▸ **Exercise aim**
Print the lines below exactly as they are given.

───── Data shown ─────

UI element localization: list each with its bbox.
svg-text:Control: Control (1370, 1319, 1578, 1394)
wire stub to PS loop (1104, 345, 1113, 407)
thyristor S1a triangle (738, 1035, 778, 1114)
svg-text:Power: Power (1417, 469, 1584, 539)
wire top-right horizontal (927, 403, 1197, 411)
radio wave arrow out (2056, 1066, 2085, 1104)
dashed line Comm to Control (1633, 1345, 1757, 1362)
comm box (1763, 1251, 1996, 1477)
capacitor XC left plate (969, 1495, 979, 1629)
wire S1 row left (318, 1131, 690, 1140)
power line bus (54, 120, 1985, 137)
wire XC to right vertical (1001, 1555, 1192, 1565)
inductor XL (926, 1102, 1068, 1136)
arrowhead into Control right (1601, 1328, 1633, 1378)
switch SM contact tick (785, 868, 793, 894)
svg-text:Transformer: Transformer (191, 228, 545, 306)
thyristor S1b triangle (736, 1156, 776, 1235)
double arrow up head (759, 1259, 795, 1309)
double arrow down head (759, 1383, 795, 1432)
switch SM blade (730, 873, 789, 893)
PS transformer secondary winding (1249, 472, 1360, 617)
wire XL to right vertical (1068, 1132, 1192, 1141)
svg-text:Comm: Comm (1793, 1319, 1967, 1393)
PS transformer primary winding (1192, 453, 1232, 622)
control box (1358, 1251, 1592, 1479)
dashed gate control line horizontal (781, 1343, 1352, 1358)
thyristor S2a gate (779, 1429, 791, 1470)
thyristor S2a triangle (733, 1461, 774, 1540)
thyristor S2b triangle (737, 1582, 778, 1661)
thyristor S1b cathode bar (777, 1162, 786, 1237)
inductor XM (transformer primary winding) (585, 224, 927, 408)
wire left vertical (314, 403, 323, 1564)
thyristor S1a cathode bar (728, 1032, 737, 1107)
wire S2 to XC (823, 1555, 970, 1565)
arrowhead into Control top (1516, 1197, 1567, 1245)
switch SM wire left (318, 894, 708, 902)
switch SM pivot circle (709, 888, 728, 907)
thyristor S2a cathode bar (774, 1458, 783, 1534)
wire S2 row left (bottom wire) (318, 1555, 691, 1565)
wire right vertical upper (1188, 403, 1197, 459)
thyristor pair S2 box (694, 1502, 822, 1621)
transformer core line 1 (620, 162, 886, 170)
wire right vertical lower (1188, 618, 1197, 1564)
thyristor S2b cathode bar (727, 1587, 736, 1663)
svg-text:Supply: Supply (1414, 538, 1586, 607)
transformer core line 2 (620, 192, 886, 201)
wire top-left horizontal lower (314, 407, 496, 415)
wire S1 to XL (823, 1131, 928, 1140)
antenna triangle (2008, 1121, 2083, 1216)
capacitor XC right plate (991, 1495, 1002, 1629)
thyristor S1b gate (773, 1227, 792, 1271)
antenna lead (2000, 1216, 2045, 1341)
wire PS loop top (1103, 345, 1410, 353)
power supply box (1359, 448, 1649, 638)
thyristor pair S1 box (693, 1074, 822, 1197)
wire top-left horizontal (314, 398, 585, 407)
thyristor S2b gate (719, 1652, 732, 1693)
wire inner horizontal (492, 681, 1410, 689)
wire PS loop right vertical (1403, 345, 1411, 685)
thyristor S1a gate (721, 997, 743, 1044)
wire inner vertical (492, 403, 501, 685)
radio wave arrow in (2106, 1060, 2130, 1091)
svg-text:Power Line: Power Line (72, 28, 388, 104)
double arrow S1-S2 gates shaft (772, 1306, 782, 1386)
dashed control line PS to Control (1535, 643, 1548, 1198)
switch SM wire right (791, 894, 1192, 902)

─────

▸ **Response**
UI element localization: list each with its bbox.
svg-text:Control: Control (1370, 1319, 1578, 1394)
wire stub to PS loop (1104, 345, 1113, 407)
thyristor S1a triangle (738, 1035, 778, 1114)
svg-text:Power: Power (1417, 469, 1584, 539)
wire top-right horizontal (927, 403, 1197, 411)
radio wave arrow out (2056, 1066, 2085, 1104)
dashed line Comm to Control (1633, 1345, 1757, 1362)
comm box (1763, 1251, 1996, 1477)
capacitor XC left plate (969, 1495, 979, 1629)
wire S1 row left (318, 1131, 690, 1140)
power line bus (54, 120, 1985, 137)
wire XC to right vertical (1001, 1555, 1192, 1565)
inductor XL (926, 1102, 1068, 1136)
arrowhead into Control right (1601, 1328, 1633, 1378)
switch SM contact tick (785, 868, 793, 894)
svg-text:Transformer: Transformer (191, 228, 545, 306)
thyristor S1b triangle (736, 1156, 776, 1235)
double arrow up head (759, 1259, 795, 1309)
double arrow down head (759, 1383, 795, 1432)
switch SM blade (730, 873, 789, 893)
PS transformer secondary winding (1249, 472, 1360, 617)
wire XL to right vertical (1068, 1132, 1192, 1141)
svg-text:Comm: Comm (1793, 1319, 1967, 1393)
PS transformer primary winding (1192, 453, 1232, 622)
control box (1358, 1251, 1592, 1479)
dashed gate control line horizontal (781, 1343, 1352, 1358)
thyristor S2a gate (779, 1429, 791, 1470)
thyristor S2a triangle (733, 1461, 774, 1540)
thyristor S2b triangle (737, 1582, 778, 1661)
thyristor S1b cathode bar (777, 1162, 786, 1237)
inductor XM (transformer primary winding) (585, 224, 927, 408)
wire left vertical (314, 403, 323, 1564)
thyristor S1a cathode bar (728, 1032, 737, 1107)
wire S2 to XC (823, 1555, 970, 1565)
arrowhead into Control top (1516, 1197, 1567, 1245)
switch SM wire left (318, 894, 708, 902)
switch SM pivot circle (709, 888, 728, 907)
thyristor S2a cathode bar (774, 1458, 783, 1534)
wire S2 row left (bottom wire) (318, 1555, 691, 1565)
wire right vertical upper (1188, 403, 1197, 459)
thyristor pair S2 box (694, 1502, 822, 1621)
transformer core line 1 (620, 162, 886, 170)
wire right vertical lower (1188, 618, 1197, 1564)
thyristor S2b cathode bar (727, 1587, 736, 1663)
svg-text:Supply: Supply (1414, 538, 1586, 607)
transformer core line 2 (620, 192, 886, 201)
wire top-left horizontal lower (314, 407, 496, 415)
wire S1 to XL (823, 1131, 928, 1140)
antenna triangle (2008, 1121, 2083, 1216)
capacitor XC right plate (991, 1495, 1002, 1629)
thyristor S1b gate (773, 1227, 792, 1271)
antenna lead (2000, 1216, 2045, 1341)
wire PS loop top (1103, 345, 1410, 353)
power supply box (1359, 448, 1649, 638)
thyristor pair S1 box (693, 1074, 822, 1197)
wire top-left horizontal (314, 398, 585, 407)
thyristor S2b gate (719, 1652, 732, 1693)
wire inner horizontal (492, 681, 1410, 689)
wire PS loop right vertical (1403, 345, 1411, 685)
thyristor S1a gate (721, 997, 743, 1044)
wire inner vertical (492, 403, 501, 685)
radio wave arrow in (2106, 1060, 2130, 1091)
svg-text:Power Line: Power Line (72, 28, 388, 104)
double arrow S1-S2 gates shaft (772, 1306, 782, 1386)
dashed control line PS to Control (1535, 643, 1548, 1198)
switch SM wire right (791, 894, 1192, 902)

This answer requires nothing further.